**Exercise aim**
For the copy, please give all of the data again exactly and leave the pictures out.

**Extracted information**

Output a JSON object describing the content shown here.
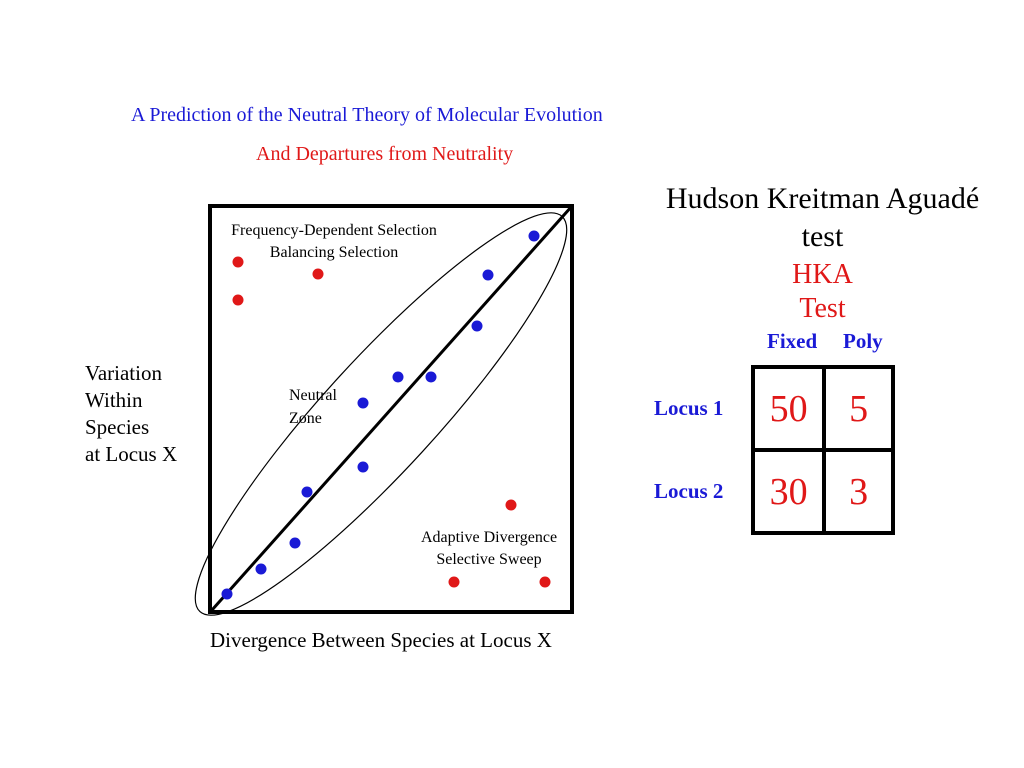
{
  "title": {
    "line1": "A Prediction of the Neutral Theory of Molecular Evolution",
    "line2": "And Departures from Neutrality"
  },
  "diagram": {
    "y_axis_label": [
      "Variation",
      "Within",
      "Species",
      "at Locus X"
    ],
    "x_axis_label": "Divergence Between Species at Locus X",
    "region_labels": {
      "top_left": [
        "Frequency-Dependent Selection",
        "Balancing Selection"
      ],
      "center": [
        "Neutral",
        "Zone"
      ],
      "bottom_right": [
        "Adaptive Divergence",
        "Selective Sweep"
      ]
    },
    "colors": {
      "neutral_point": "#1a1ad6",
      "selected_point": "#e01818"
    }
  },
  "hka": {
    "title": [
      "Hudson Kreitman Aguadé",
      "test"
    ],
    "abbreviation": [
      "HKA",
      "Test"
    ],
    "columns": [
      "Fixed",
      "Poly"
    ],
    "rows": [
      {
        "label": "Locus 1",
        "fixed": "50",
        "poly": "5"
      },
      {
        "label": "Locus 2",
        "fixed": "30",
        "poly": "3"
      }
    ]
  }
}
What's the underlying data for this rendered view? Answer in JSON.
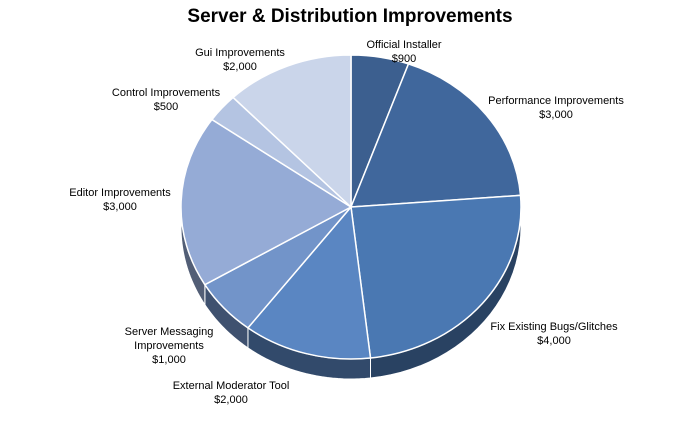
{
  "chart_data": {
    "type": "pie",
    "title": "Server & Distribution Improvements",
    "legend": "none",
    "slices": [
      {
        "label": "Official Installer",
        "value": 900,
        "value_label": "$900",
        "color": "#3c5f8f"
      },
      {
        "label": "Performance Improvements",
        "value": 3000,
        "value_label": "$3,000",
        "color": "#40679c"
      },
      {
        "label": "Fix Existing Bugs/Glitches",
        "value": 4000,
        "value_label": "$4,000",
        "color": "#4a78b2"
      },
      {
        "label": "External Moderator Tool",
        "value": 2000,
        "value_label": "$2,000",
        "color": "#5a86c2"
      },
      {
        "label": "Server Messaging Improvements",
        "value": 1000,
        "value_label": "$1,000",
        "color": "#7294c9"
      },
      {
        "label": "Editor Improvements",
        "value": 3000,
        "value_label": "$3,000",
        "color": "#95abd6"
      },
      {
        "label": "Control Improvements",
        "value": 500,
        "value_label": "$500",
        "color": "#b4c4e2"
      },
      {
        "label": "Gui Improvements",
        "value": 2000,
        "value_label": "$2,000",
        "color": "#cad5ea"
      }
    ]
  }
}
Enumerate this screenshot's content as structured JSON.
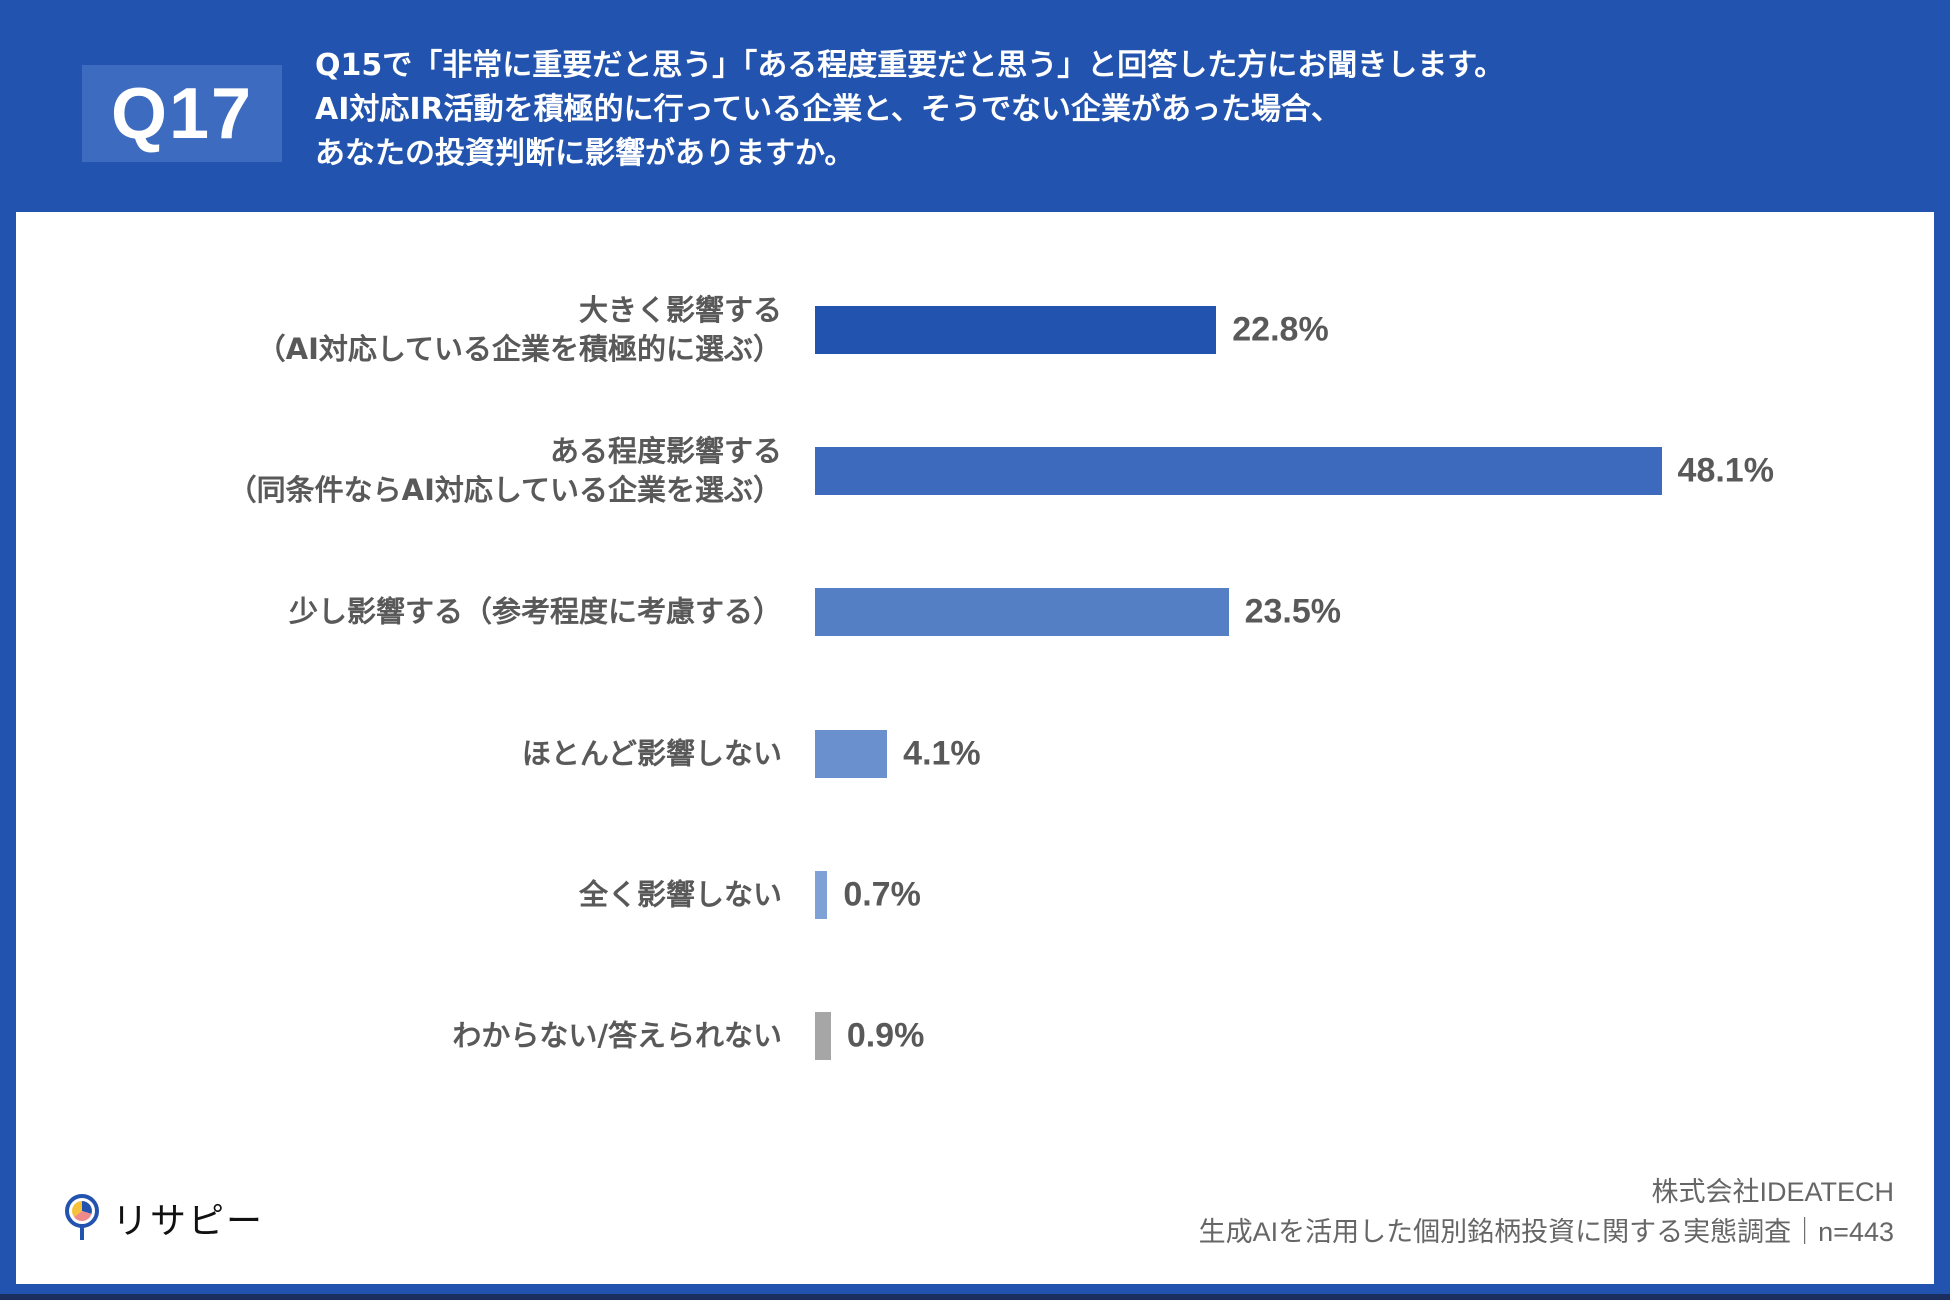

**Solution for this problem**
Output a JSON object describing the content shown here.
{
  "title": {
    "line1": "A Prediction of the Neutral Theory of Molecular Evolution",
    "line2": "And Departures from Neutrality"
  },
  "diagram": {
    "y_axis_label": [
      "Variation",
      "Within",
      "Species",
      "at Locus X"
    ],
    "x_axis_label": "Divergence Between Species at Locus X",
    "region_labels": {
      "top_left": [
        "Frequency-Dependent Selection",
        "Balancing Selection"
      ],
      "center": [
        "Neutral",
        "Zone"
      ],
      "bottom_right": [
        "Adaptive Divergence",
        "Selective Sweep"
      ]
    },
    "colors": {
      "neutral_point": "#1a1ad6",
      "selected_point": "#e01818"
    }
  },
  "hka": {
    "title": [
      "Hudson Kreitman Aguadé",
      "test"
    ],
    "abbreviation": [
      "HKA",
      "Test"
    ],
    "columns": [
      "Fixed",
      "Poly"
    ],
    "rows": [
      {
        "label": "Locus 1",
        "fixed": "50",
        "poly": "5"
      },
      {
        "label": "Locus 2",
        "fixed": "30",
        "poly": "3"
      }
    ]
  }
}
What's the underlying data for this rendered view? Answer in JSON.
{
  "chart_data": {
    "type": "pie",
    "title": "Server & Distribution Improvements",
    "legend": "none",
    "slices": [
      {
        "label": "Official Installer",
        "value": 900,
        "value_label": "$900",
        "color": "#3c5f8f"
      },
      {
        "label": "Performance Improvements",
        "value": 3000,
        "value_label": "$3,000",
        "color": "#40679c"
      },
      {
        "label": "Fix Existing Bugs/Glitches",
        "value": 4000,
        "value_label": "$4,000",
        "color": "#4a78b2"
      },
      {
        "label": "External Moderator Tool",
        "value": 2000,
        "value_label": "$2,000",
        "color": "#5a86c2"
      },
      {
        "label": "Server Messaging Improvements",
        "value": 1000,
        "value_label": "$1,000",
        "color": "#7294c9"
      },
      {
        "label": "Editor Improvements",
        "value": 3000,
        "value_label": "$3,000",
        "color": "#95abd6"
      },
      {
        "label": "Control Improvements",
        "value": 500,
        "value_label": "$500",
        "color": "#b4c4e2"
      },
      {
        "label": "Gui Improvements",
        "value": 2000,
        "value_label": "$2,000",
        "color": "#cad5ea"
      }
    ]
  }
}
Enumerate this screenshot's content as structured JSON.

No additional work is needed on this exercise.